_Given exercise:_ Give only the number of lines in these records that contain the word "color".

Stored items:
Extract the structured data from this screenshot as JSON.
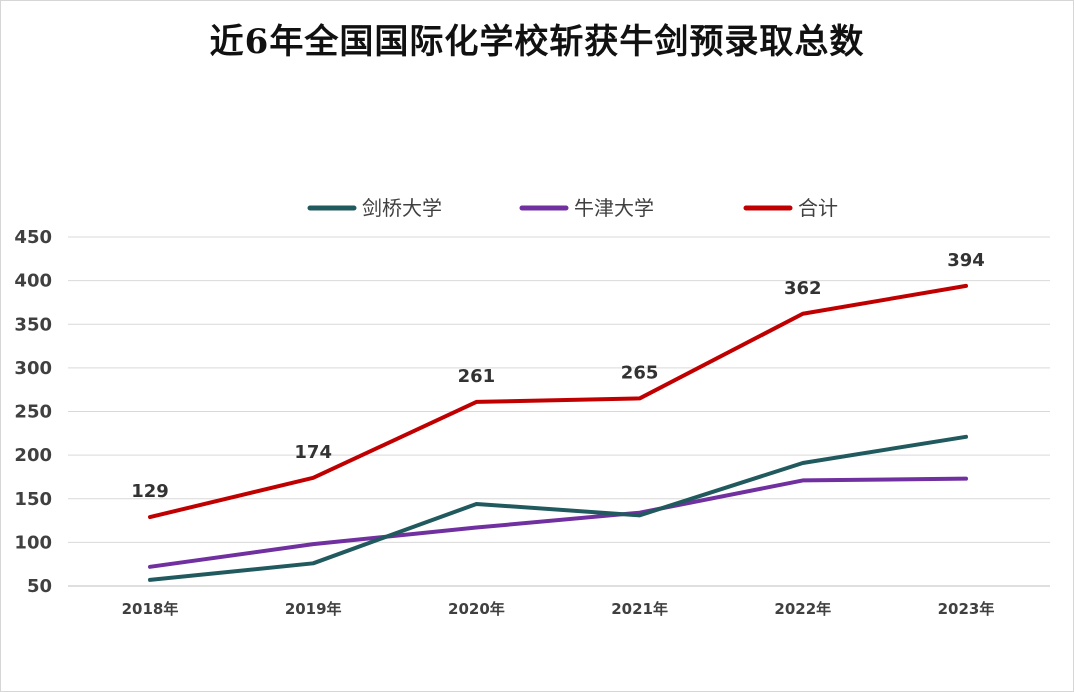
{
  "chart_data": {
    "type": "line",
    "title": "近6年全国国际化学校斩获牛剑预录取总数",
    "categories": [
      "2018年",
      "2019年",
      "2020年",
      "2021年",
      "2022年",
      "2023年"
    ],
    "series": [
      {
        "name": "剑桥大学",
        "color": "#215a5e",
        "values": [
          57,
          76,
          144,
          131,
          191,
          221
        ]
      },
      {
        "name": "牛津大学",
        "color": "#7030a0",
        "values": [
          72,
          98,
          117,
          134,
          171,
          173
        ]
      },
      {
        "name": "合计",
        "color": "#c00000",
        "values": [
          129,
          174,
          261,
          265,
          362,
          394
        ]
      }
    ],
    "data_labels": {
      "series": "合计",
      "values": [
        "129",
        "174",
        "261",
        "265",
        "362",
        "394"
      ]
    },
    "ylim": [
      50,
      450
    ],
    "yticks": [
      "50",
      "100",
      "150",
      "200",
      "250",
      "300",
      "350",
      "400",
      "450"
    ],
    "grid": true,
    "legend_position": "top",
    "xlabel": "",
    "ylabel": ""
  }
}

_Exercise response:_ 3